# Set tasks:
a - In the passage on dealership Internet leads, how many leads can one salesperson handle at any given time on average?
b - Reproduce part of the passage on dealership Internet leads. Begin at the words "You do the math.  If" and stop after "next 30-90 days.".
c - Carry on the passage about dealership Internet leads from its final sentence.

# Quoted passage:
———

More leads are what every dealer wants from their Web site. Oddly, this isn’t what every dealer needs. There is such a thing as having too many Internet leads. I know it sounds crazy, but it’s true. The average number of Internet leads one salesperson can handle at any given time is between 100-150. Any more than that, the salesperson is forced to cherry pick and only work the hot ones.

You do the math.  If an Internet salesperson receives 150 leads in one month, closes 10 percent and 15 percent are dead or useless leads they still have 113 active leads to work.  If the next month the same thing occurs your salesperson is now potentially working more than 200 active leads.  The issue begins with what we, as car people, consider a “hot lead”; someone that we feel confident will buy a car in the next few days. Hot leads get the most attention, at the cost of the leads that are slow to respond, or those that give you the “I’m just looking” e-mail response. Those “not so hot leads” are often trashed or forgotten. In reality, the majority of these leads will buy a car in the next 30-90 days.

———

# Given material:
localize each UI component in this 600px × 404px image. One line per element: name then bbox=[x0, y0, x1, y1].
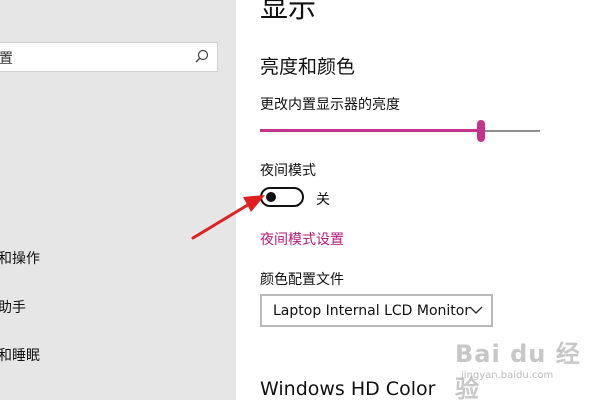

———

# Answers by task:
a - Between 100 and 150 leads.

b -
You do the math.  If an Internet salesperson receives 150 leads in one month, closes 10 percent and 15 percent are dead or useless leads they still have 113 active leads to work.  If the next month the same thing occurs your salesperson is now potentially working more than 200 active leads.  The issue begins with what we, as car people, consider a “hot lead”; someone that we feel confident will buy a car in the next few days. Hot leads get the most attention, at the cost of the leads that are slow to respond, or those that give you the “I’m just looking” e-mail response. Those “not so hot leads” are often trashed or forgotten. In reality, the majority of these leads will buy a car in the next 30-90 days.

c -
Here’s where the issue gets worse, of Internet shoppers who submitted a lead AND purchased a vehicle, only 42 percent purchased within 30 days of submitting that lead. So there’s your low hanging fruit. What about all those apples that are just out of reach now, but only need another 30-90 days to ripen? Do we just forget about them and let the worms eat them?

The remaining 58 percent of those buyers who submitted a lead purchased their vehicle between 30-90 days AFTER submitting that lead. Those are your deliveries for the next three months, but they were never followed up with after 30 days. However as staggering as this is, it’s true that 55 percent of dealers only responded one time via e-mail to an Internet lead…ONE time! That’s why, of those 58 percent of shoppers, or shall we say buyers, who purchased a vehicle in that 30-90 day time frame, only 8 percent bought from the same dealership they sent their original lead to. Eight percent! Why? Because the dealer they originally submitted the lead to gave up after 30 days. And when they were ripe for the picking, another farmer was there to catch them as they fell from the tree.

Moral? Simple, leads are finite in number, make the most of EVERY single lead. Follow up relentlessly for months after the lead arrives because not all are ripe in 30 days. Be a farmer, not a picker. Plant the seeds, water them, feed them, cultivate ALL of your fruit, the low hanging and the less than ripe. So that, when the ripe ones fall your basket overflows, not your competitors.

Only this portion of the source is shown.